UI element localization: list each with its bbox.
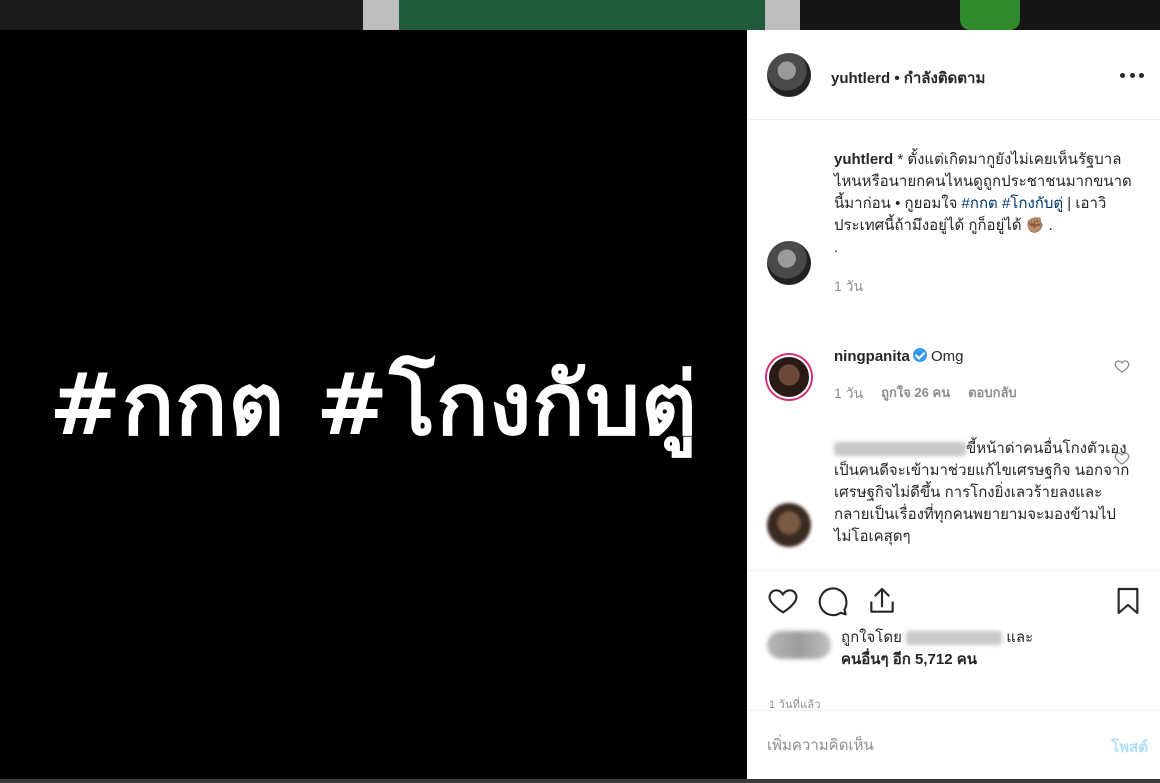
add-comment-bar: โพสต์ bbox=[747, 710, 1160, 779]
follow-status-button[interactable]: กำลังติดตาม bbox=[904, 70, 986, 87]
author-username[interactable]: yuhtlerd bbox=[831, 70, 890, 87]
feed-background-tile bbox=[800, 0, 1160, 30]
comment-username-redacted[interactable] bbox=[834, 442, 966, 457]
likes-suffix: และ bbox=[1006, 629, 1034, 646]
likes-prefix: ถูกใจโดย bbox=[841, 629, 902, 646]
reply-button[interactable]: ตอบกลับ bbox=[968, 382, 1017, 404]
header-names: yuhtlerd • กำลังติดตาม bbox=[831, 66, 985, 90]
comment-meta: 1 วัน ถูกใจ 26 คน ตอบกลับ bbox=[834, 382, 1134, 404]
comment-body: ningpanita Omg 1 วัน ถูกใจ 26 คน ตอบกลับ bbox=[834, 346, 1134, 404]
avatar[interactable] bbox=[767, 503, 811, 547]
caption-meta: 1 วัน bbox=[834, 275, 1134, 297]
comment-icon[interactable] bbox=[817, 585, 849, 617]
comment-like-heart-icon[interactable] bbox=[1114, 450, 1130, 466]
caption-username[interactable]: yuhtlerd bbox=[834, 151, 893, 168]
likes-text[interactable]: ถูกใจโดย และ คนอื่นๆ อีก 5,712 คน bbox=[841, 627, 1141, 671]
comment-body: ขี้หน้าด่าคนอื่นโกงตัวเองเป็นคนดีจะเข้าม… bbox=[834, 438, 1134, 548]
comment-time[interactable]: 1 วัน bbox=[834, 382, 863, 404]
share-icon[interactable] bbox=[866, 585, 898, 617]
caption-time[interactable]: 1 วัน bbox=[834, 275, 863, 297]
feed-background-tile bbox=[0, 0, 363, 30]
hashtag-link[interactable]: #กกต bbox=[962, 195, 998, 212]
media-text: #กกต #โกงกับตู่ bbox=[49, 355, 698, 455]
post-comment-button[interactable]: โพสต์ bbox=[1111, 735, 1148, 759]
avatar[interactable] bbox=[767, 53, 811, 97]
action-icons bbox=[763, 585, 1144, 621]
avatar[interactable] bbox=[767, 241, 811, 285]
post-media[interactable]: #กกต #โกงกับตู่ bbox=[0, 30, 747, 779]
comment-like-heart-icon[interactable] bbox=[1114, 358, 1130, 374]
caption-text: . bbox=[834, 239, 839, 256]
liker-avatars[interactable] bbox=[767, 631, 831, 659]
comment-input[interactable] bbox=[767, 733, 1067, 757]
liker-username-redacted[interactable] bbox=[906, 631, 1003, 646]
hashtag-link[interactable]: #โกงกับตู่ bbox=[1002, 195, 1063, 212]
bookmark-icon[interactable] bbox=[1112, 585, 1144, 617]
separator: • bbox=[894, 70, 900, 87]
post-actions: ถูกใจโดย และ คนอื่นๆ อีก 5,712 คน 1 วันท… bbox=[747, 570, 1160, 711]
comment-text: Omg bbox=[931, 348, 964, 365]
comment-username[interactable]: ningpanita bbox=[834, 348, 910, 365]
caption-body: yuhtlerd * ตั้งแต่เกิดมากูยังไม่เคยเห็นร… bbox=[834, 149, 1134, 297]
verified-badge-icon bbox=[912, 348, 927, 362]
post-header: yuhtlerd • กำลังติดตาม bbox=[747, 30, 1160, 120]
feed-background-strip bbox=[0, 779, 1160, 783]
heart-icon[interactable] bbox=[767, 585, 799, 617]
feed-background-tile bbox=[363, 0, 800, 30]
avatar[interactable] bbox=[767, 355, 811, 399]
more-options-icon[interactable] bbox=[1120, 63, 1144, 87]
likes-count[interactable]: คนอื่นๆ อีก 5,712 คน bbox=[841, 651, 977, 668]
comments-list[interactable]: yuhtlerd * ตั้งแต่เกิดมากูยังไม่เคยเห็นร… bbox=[747, 121, 1160, 570]
comment-likes[interactable]: ถูกใจ 26 คน bbox=[881, 382, 950, 404]
post-side-panel: yuhtlerd • กำลังติดตาม yuhtlerd * ตั้งแต… bbox=[747, 30, 1160, 779]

== == ==

#### Exercise requirements
Return every line of the rows above unchanged, but leave out the picture.

#### Response to this task
UI element localization: list each with its bbox.
add-comment-bar: โพสต์ bbox=[747, 710, 1160, 779]
follow-status-button[interactable]: กำลังติดตาม bbox=[904, 70, 986, 87]
author-username[interactable]: yuhtlerd bbox=[831, 70, 890, 87]
feed-background-tile bbox=[800, 0, 1160, 30]
comment-username-redacted[interactable] bbox=[834, 442, 966, 457]
likes-suffix: และ bbox=[1006, 629, 1034, 646]
likes-prefix: ถูกใจโดย bbox=[841, 629, 902, 646]
reply-button[interactable]: ตอบกลับ bbox=[968, 382, 1017, 404]
header-names: yuhtlerd • กำลังติดตาม bbox=[831, 66, 985, 90]
comment-meta: 1 วัน ถูกใจ 26 คน ตอบกลับ bbox=[834, 382, 1134, 404]
comment-body: ningpanita Omg 1 วัน ถูกใจ 26 คน ตอบกลับ bbox=[834, 346, 1134, 404]
avatar[interactable] bbox=[767, 503, 811, 547]
caption-meta: 1 วัน bbox=[834, 275, 1134, 297]
comment-icon[interactable] bbox=[817, 585, 849, 617]
comment-like-heart-icon[interactable] bbox=[1114, 450, 1130, 466]
caption-username[interactable]: yuhtlerd bbox=[834, 151, 893, 168]
likes-text[interactable]: ถูกใจโดย และ คนอื่นๆ อีก 5,712 คน bbox=[841, 627, 1141, 671]
comment-body: ขี้หน้าด่าคนอื่นโกงตัวเองเป็นคนดีจะเข้าม… bbox=[834, 438, 1134, 548]
comment-time[interactable]: 1 วัน bbox=[834, 382, 863, 404]
share-icon[interactable] bbox=[866, 585, 898, 617]
caption-time[interactable]: 1 วัน bbox=[834, 275, 863, 297]
feed-background-tile bbox=[0, 0, 363, 30]
hashtag-link[interactable]: #กกต bbox=[962, 195, 998, 212]
media-text: #กกต #โกงกับตู่ bbox=[49, 355, 698, 455]
post-comment-button[interactable]: โพสต์ bbox=[1111, 735, 1148, 759]
avatar[interactable] bbox=[767, 53, 811, 97]
action-icons bbox=[763, 585, 1144, 621]
avatar[interactable] bbox=[767, 241, 811, 285]
post-media[interactable]: #กกต #โกงกับตู่ bbox=[0, 30, 747, 779]
comment-like-heart-icon[interactable] bbox=[1114, 358, 1130, 374]
caption-text: . bbox=[834, 239, 839, 256]
liker-avatars[interactable] bbox=[767, 631, 831, 659]
comment-input[interactable] bbox=[767, 733, 1067, 757]
liker-username-redacted[interactable] bbox=[906, 631, 1003, 646]
hashtag-link[interactable]: #โกงกับตู่ bbox=[1002, 195, 1063, 212]
bookmark-icon[interactable] bbox=[1112, 585, 1144, 617]
separator: • bbox=[894, 70, 900, 87]
post-actions: ถูกใจโดย และ คนอื่นๆ อีก 5,712 คน 1 วันท… bbox=[747, 570, 1160, 711]
comment-text: Omg bbox=[931, 348, 964, 365]
comment-username[interactable]: ningpanita bbox=[834, 348, 910, 365]
caption-body: yuhtlerd * ตั้งแต่เกิดมากูยังไม่เคยเห็นร… bbox=[834, 149, 1134, 297]
verified-badge-icon bbox=[912, 348, 927, 362]
post-header: yuhtlerd • กำลังติดตาม bbox=[747, 30, 1160, 120]
feed-background-strip bbox=[0, 779, 1160, 783]
heart-icon[interactable] bbox=[767, 585, 799, 617]
feed-background-tile bbox=[363, 0, 800, 30]
avatar[interactable] bbox=[767, 355, 811, 399]
more-options-icon[interactable] bbox=[1120, 63, 1144, 87]
likes-count[interactable]: คนอื่นๆ อีก 5,712 คน bbox=[841, 651, 977, 668]
comments-list[interactable]: yuhtlerd * ตั้งแต่เกิดมากูยังไม่เคยเห็นร… bbox=[747, 121, 1160, 570]
comment-likes[interactable]: ถูกใจ 26 คน bbox=[881, 382, 950, 404]
post-side-panel: yuhtlerd • กำลังติดตาม yuhtlerd * ตั้งแต… bbox=[747, 30, 1160, 779]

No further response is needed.